* [Listed entries]

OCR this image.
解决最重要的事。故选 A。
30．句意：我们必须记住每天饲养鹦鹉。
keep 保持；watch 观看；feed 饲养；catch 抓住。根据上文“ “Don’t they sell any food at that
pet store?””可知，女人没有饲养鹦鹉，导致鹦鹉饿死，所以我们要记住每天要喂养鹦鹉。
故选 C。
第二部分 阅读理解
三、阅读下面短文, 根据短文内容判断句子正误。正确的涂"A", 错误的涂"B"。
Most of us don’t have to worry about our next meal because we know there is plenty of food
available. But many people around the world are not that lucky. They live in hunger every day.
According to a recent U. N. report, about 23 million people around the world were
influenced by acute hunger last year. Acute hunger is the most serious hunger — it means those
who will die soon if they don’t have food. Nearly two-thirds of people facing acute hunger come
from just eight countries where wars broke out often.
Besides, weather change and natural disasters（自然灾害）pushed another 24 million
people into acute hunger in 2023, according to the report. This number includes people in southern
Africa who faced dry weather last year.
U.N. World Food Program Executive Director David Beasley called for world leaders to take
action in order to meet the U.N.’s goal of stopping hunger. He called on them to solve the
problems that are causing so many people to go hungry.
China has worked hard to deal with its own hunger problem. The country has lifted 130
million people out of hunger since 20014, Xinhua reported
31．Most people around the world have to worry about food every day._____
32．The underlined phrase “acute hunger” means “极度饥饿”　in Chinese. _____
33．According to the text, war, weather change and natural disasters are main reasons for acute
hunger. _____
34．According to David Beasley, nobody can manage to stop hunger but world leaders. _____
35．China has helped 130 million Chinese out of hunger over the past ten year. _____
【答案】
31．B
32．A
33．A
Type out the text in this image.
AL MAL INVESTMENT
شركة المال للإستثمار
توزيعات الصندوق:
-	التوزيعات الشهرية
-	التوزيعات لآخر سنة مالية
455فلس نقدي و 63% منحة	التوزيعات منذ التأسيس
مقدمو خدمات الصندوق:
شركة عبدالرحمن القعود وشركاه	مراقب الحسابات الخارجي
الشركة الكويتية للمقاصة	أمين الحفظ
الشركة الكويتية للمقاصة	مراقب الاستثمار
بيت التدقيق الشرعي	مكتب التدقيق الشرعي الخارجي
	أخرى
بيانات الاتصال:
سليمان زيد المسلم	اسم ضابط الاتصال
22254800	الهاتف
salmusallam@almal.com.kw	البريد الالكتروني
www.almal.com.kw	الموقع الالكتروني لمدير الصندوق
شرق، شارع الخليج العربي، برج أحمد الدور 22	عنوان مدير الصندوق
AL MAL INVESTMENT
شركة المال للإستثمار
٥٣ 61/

* [Given problem] Pick out each line in the material containing "text".

* [Expected answer]
33．According to the text, war, weather change and natural disasters are main reasons for acute
Type out the text in this image.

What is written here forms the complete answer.